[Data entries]
>>

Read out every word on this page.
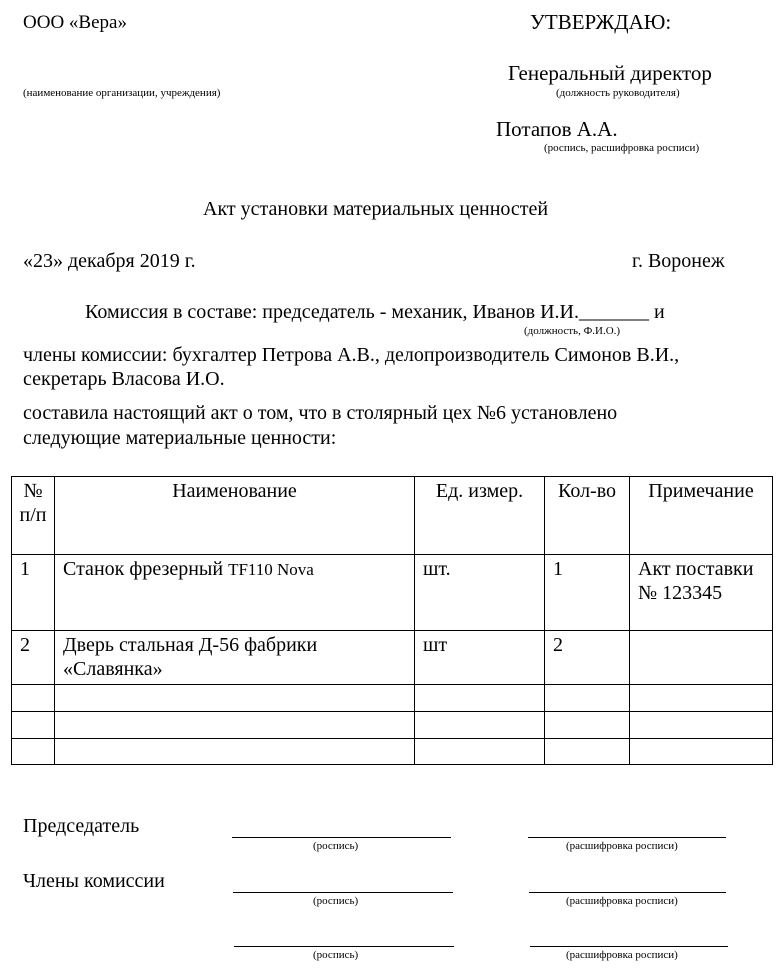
ООО «Вера»
(наименование организации, учреждения)
УТВЕРЖДАЮ:
Генеральный директор
(должность руководителя)
Потапов А.А.
(роспись, расшифровка росписи)
Акт установки материальных ценностей
«23» декабря 2019 г.	г. Воронеж
Комиссия в составе: председатель - механик, Иванов И.И._______ и
(должность, Ф.И.О.)
члены комиссии: бухгалтер Петрова А.В., делопроизводитель Симонов В.И.,
секретарь Власова И.О.
составила настоящий акт о том, что в столярный цех №6 установлено
следующие материальные ценности:
№ п/п	Наименование	Ед. измер.	Кол-во	Примечание
1	Станок фрезерный TF110 Nova	шт.	1	Акт поставки № 123345
2	Дверь стальная Д-56 фабрики «Славянка»	шт	2	

Председатель
(роспись)	(расшифровка росписи)
Члены комиссии
(роспись)	(расшифровка росписи)
(роспись)	(расшифровка росписи)
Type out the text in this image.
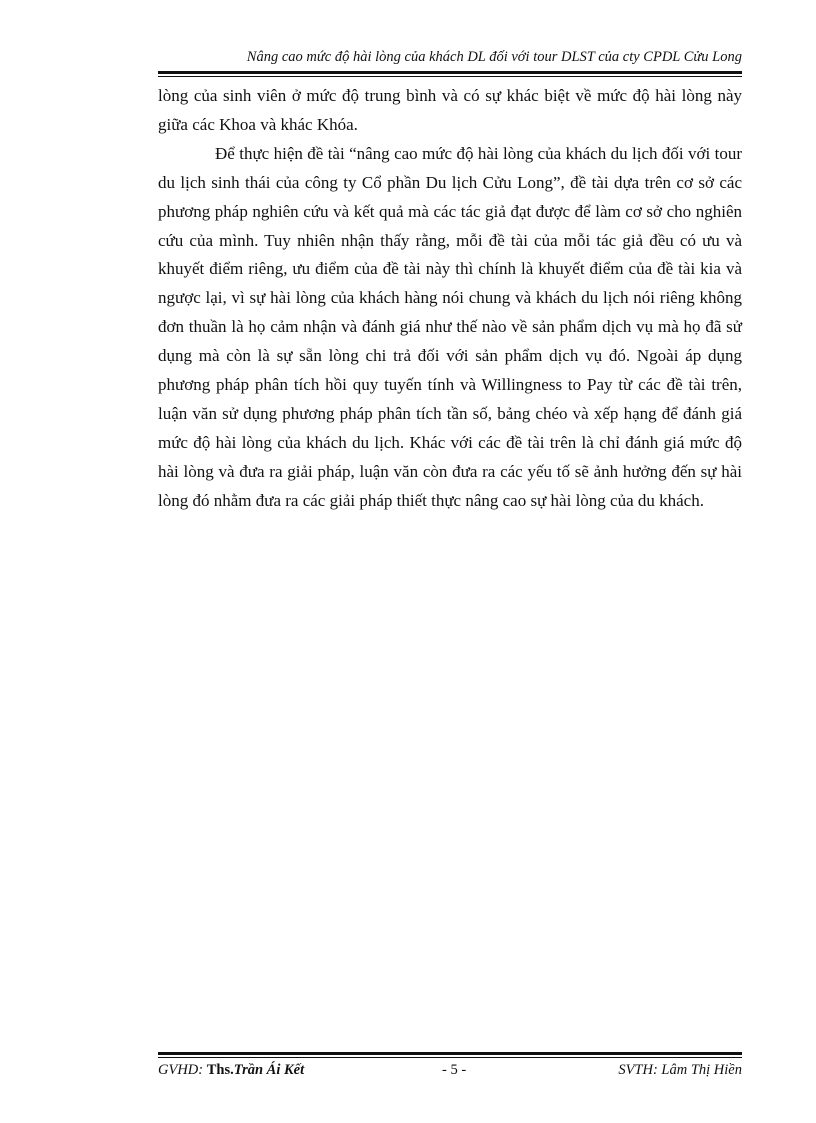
Nâng cao mức độ hài lòng của khách DL đối với tour DLST của cty CPDL Cửu Long

lòng của sinh viên ở mức độ trung bình và có sự khác biệt về mức độ hài lòng này giữa các Khoa và khác Khóa.

Để thực hiện đề tài “nâng cao mức độ hài lòng của khách du lịch đối với tour du lịch sinh thái của công ty Cổ phần Du lịch Cửu Long”, đề tài dựa trên cơ sở các phương pháp nghiên cứu và kết quả mà các tác giả đạt được để làm cơ sở cho nghiên cứu của mình. Tuy nhiên nhận thấy rằng, mỗi đề tài của mỗi tác giả đều có ưu và khuyết điểm riêng, ưu điểm của đề tài này thì chính là khuyết điểm của đề tài kia và ngược lại, vì sự hài lòng của khách hàng nói chung và khách du lịch nói riêng không đơn thuần là họ cảm nhận và đánh giá như thế nào về sản phẩm dịch vụ mà họ đã sử dụng mà còn là sự sẵn lòng chi trả đối với sản phẩm dịch vụ đó. Ngoài áp dụng phương pháp phân tích hồi quy tuyến tính và Willingness to Pay từ các đề tài trên, luận văn sử dụng phương pháp phân tích tần số, bảng chéo và xếp hạng để đánh giá mức độ hài lòng của khách du lịch. Khác với các đề tài trên là chỉ đánh giá mức độ hài lòng và đưa ra giải pháp, luận văn còn đưa ra các yếu tố sẽ ảnh hưởng đến sự hài lòng đó nhằm đưa ra các giải pháp thiết thực nâng cao sự hài lòng của du khách.

GVHD: Ths.Trần Ái Kết	- 5 -	SVTH: Lâm Thị Hiền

<<

**REQUIREMENTS**
Quote the material in full and exactly; do not carry over its pictures.

**SOLUTION TO THIS PROBLEM**
Read out every word on this page.
ООО «Вера»
(наименование организации, учреждения)
УТВЕРЖДАЮ:
Генеральный директор
(должность руководителя)
Потапов А.А.
(роспись, расшифровка росписи)
Акт установки материальных ценностей
«23» декабря 2019 г.	г. Воронеж
Комиссия в составе: председатель - механик, Иванов И.И._______ и
(должность, Ф.И.О.)
члены комиссии: бухгалтер Петрова А.В., делопроизводитель Симонов В.И.,
секретарь Власова И.О.
составила настоящий акт о том, что в столярный цех №6 установлено
следующие материальные ценности:
№ п/п	Наименование	Ед. измер.	Кол-во	Примечание
1	Станок фрезерный TF110 Nova	шт.	1	Акт поставки № 123345
2	Дверь стальная Д-56 фабрики «Славянка»	шт	2	

Председатель
(роспись)	(расшифровка росписи)
Члены комиссии
(роспись)	(расшифровка росписи)
(роспись)	(расшифровка росписи)
Type out the text in this image.
Nâng cao mức độ hài lòng của khách DL đối với tour DLST của cty CPDL Cửu Long

lòng của sinh viên ở mức độ trung bình và có sự khác biệt về mức độ hài lòng này giữa các Khoa và khác Khóa.

Để thực hiện đề tài “nâng cao mức độ hài lòng của khách du lịch đối với tour du lịch sinh thái của công ty Cổ phần Du lịch Cửu Long”, đề tài dựa trên cơ sở các phương pháp nghiên cứu và kết quả mà các tác giả đạt được để làm cơ sở cho nghiên cứu của mình. Tuy nhiên nhận thấy rằng, mỗi đề tài của mỗi tác giả đều có ưu và khuyết điểm riêng, ưu điểm của đề tài này thì chính là khuyết điểm của đề tài kia và ngược lại, vì sự hài lòng của khách hàng nói chung và khách du lịch nói riêng không đơn thuần là họ cảm nhận và đánh giá như thế nào về sản phẩm dịch vụ mà họ đã sử dụng mà còn là sự sẵn lòng chi trả đối với sản phẩm dịch vụ đó. Ngoài áp dụng phương pháp phân tích hồi quy tuyến tính và Willingness to Pay từ các đề tài trên, luận văn sử dụng phương pháp phân tích tần số, bảng chéo và xếp hạng để đánh giá mức độ hài lòng của khách du lịch. Khác với các đề tài trên là chỉ đánh giá mức độ hài lòng và đưa ra giải pháp, luận văn còn đưa ra các yếu tố sẽ ảnh hưởng đến sự hài lòng đó nhằm đưa ra các giải pháp thiết thực nâng cao sự hài lòng của du khách.

GVHD: Ths.Trần Ái Kết	- 5 -	SVTH: Lâm Thị Hiền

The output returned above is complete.